§ **Task requirements**:
Check each line of the records below and collect those holding "image".

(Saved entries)
____

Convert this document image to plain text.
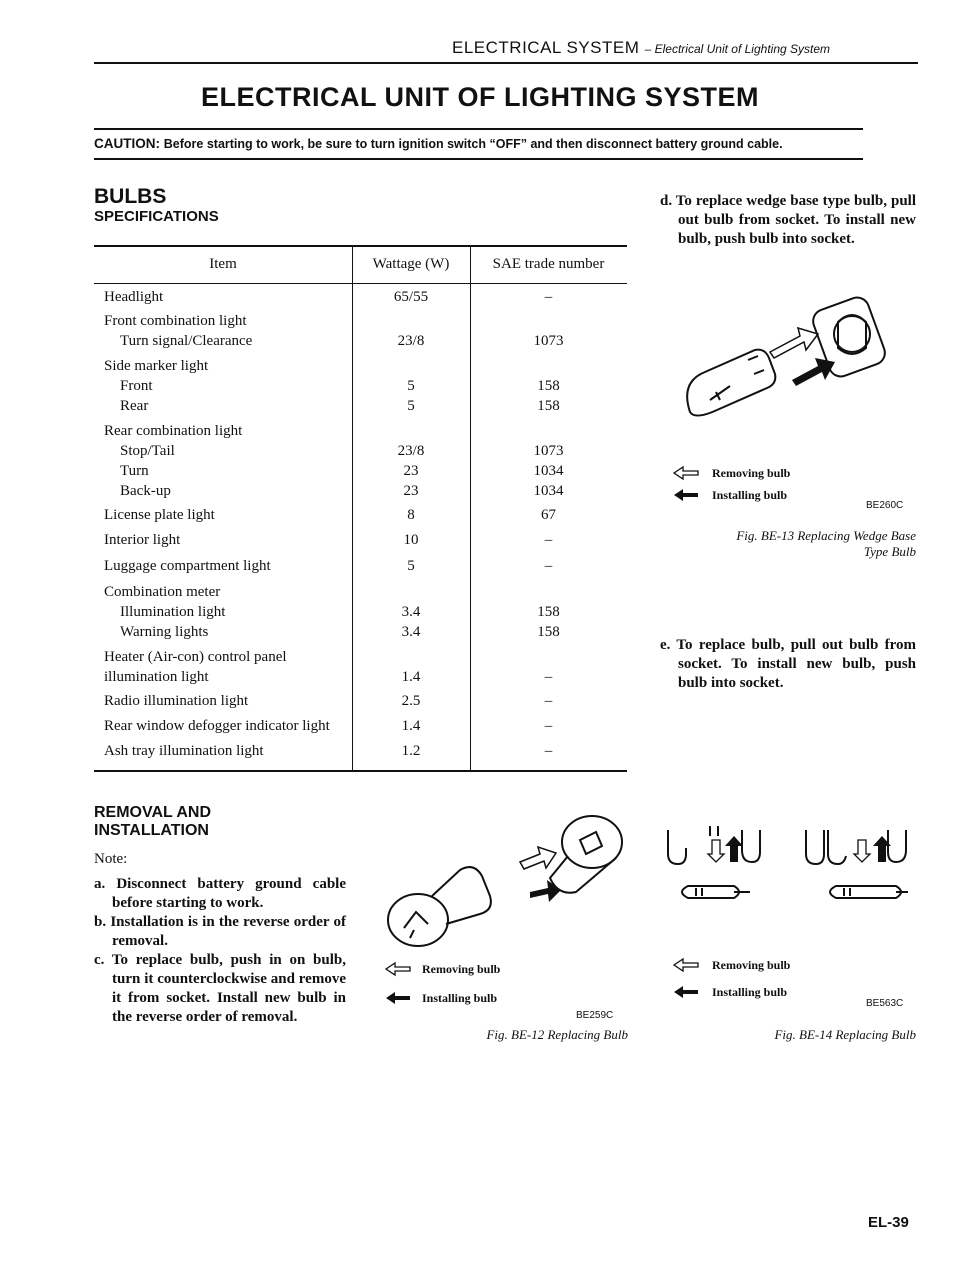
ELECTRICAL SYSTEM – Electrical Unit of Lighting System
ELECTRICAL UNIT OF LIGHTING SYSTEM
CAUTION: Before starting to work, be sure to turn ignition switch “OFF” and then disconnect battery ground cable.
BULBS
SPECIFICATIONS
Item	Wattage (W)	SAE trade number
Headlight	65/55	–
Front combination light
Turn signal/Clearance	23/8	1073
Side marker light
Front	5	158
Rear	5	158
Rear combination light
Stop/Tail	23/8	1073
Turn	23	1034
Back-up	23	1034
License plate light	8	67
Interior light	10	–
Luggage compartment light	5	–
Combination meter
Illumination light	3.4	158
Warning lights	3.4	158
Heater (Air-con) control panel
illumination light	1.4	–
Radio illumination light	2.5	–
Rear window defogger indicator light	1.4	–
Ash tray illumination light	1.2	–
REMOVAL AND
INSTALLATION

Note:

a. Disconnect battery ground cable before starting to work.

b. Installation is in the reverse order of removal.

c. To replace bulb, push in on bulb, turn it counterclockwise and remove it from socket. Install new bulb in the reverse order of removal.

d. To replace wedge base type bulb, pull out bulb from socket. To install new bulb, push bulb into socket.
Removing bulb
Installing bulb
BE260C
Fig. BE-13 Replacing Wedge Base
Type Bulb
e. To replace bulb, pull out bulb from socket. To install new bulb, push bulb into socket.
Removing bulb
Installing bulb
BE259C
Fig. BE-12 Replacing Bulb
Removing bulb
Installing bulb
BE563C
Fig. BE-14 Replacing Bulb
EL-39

____

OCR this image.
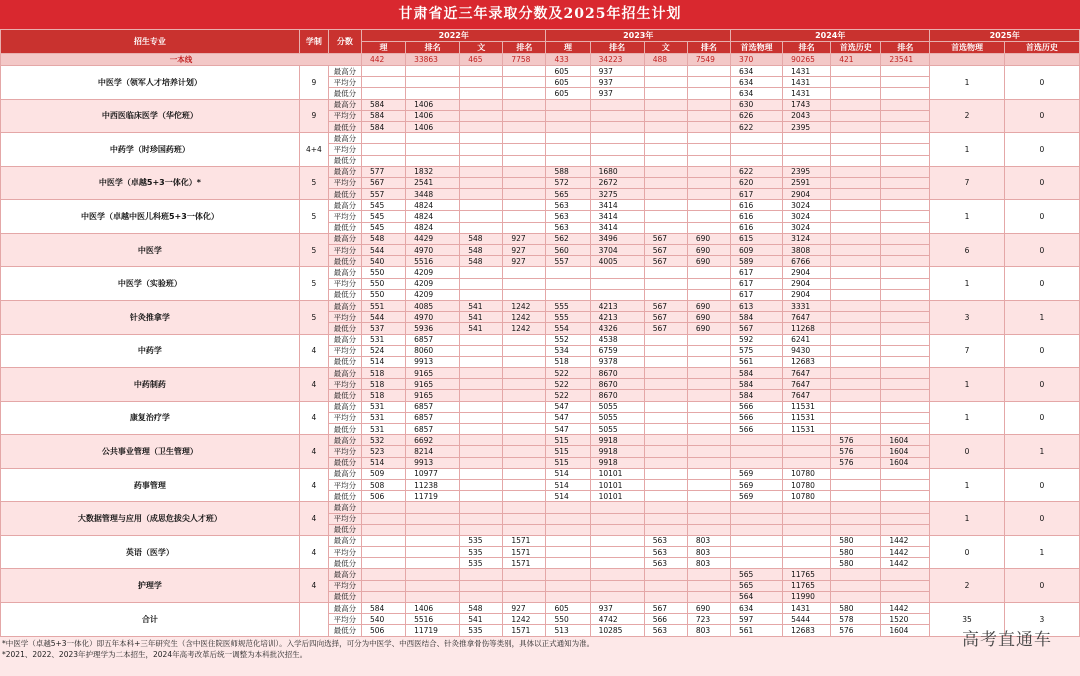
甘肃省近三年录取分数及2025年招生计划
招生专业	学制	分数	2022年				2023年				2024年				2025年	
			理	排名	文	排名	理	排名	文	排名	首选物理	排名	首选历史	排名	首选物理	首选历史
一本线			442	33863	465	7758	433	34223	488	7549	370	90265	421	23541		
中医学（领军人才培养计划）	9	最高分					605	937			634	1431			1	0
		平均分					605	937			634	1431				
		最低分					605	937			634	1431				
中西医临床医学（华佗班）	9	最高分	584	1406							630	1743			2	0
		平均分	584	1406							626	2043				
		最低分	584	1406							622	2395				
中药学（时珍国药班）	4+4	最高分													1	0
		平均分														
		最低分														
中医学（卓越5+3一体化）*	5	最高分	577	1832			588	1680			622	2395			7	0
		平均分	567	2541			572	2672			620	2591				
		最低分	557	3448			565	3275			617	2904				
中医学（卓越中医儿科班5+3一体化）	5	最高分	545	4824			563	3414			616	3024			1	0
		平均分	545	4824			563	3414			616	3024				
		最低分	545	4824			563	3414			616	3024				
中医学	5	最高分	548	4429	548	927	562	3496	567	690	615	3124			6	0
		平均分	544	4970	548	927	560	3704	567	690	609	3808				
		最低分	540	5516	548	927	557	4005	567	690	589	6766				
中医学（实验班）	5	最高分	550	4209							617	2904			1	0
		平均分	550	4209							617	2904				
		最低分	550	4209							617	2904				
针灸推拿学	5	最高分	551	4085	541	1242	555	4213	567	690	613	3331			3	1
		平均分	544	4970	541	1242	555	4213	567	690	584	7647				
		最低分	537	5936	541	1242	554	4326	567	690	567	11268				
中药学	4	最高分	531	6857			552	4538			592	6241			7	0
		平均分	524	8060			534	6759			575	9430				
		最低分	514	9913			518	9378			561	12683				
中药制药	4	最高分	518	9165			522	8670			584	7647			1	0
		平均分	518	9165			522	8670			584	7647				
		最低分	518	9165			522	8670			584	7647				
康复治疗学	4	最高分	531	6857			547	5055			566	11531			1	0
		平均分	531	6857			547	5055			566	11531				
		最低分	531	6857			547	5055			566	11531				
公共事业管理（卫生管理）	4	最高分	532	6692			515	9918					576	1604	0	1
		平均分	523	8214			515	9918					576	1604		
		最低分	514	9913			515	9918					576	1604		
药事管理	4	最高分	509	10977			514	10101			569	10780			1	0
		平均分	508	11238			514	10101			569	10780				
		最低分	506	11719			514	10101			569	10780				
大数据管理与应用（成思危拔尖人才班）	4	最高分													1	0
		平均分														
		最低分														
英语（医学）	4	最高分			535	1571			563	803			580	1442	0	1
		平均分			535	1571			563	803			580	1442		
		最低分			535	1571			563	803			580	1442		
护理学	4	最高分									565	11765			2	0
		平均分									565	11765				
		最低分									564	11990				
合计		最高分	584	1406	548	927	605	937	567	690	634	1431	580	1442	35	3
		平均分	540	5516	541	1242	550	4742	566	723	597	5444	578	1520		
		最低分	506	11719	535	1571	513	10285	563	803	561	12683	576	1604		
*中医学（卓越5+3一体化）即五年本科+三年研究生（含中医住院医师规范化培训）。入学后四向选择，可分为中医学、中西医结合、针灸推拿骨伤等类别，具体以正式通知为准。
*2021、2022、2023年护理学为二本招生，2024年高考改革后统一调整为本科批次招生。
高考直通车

____

§ **Task result**:
Convert this document image to plain text.
OCR this image.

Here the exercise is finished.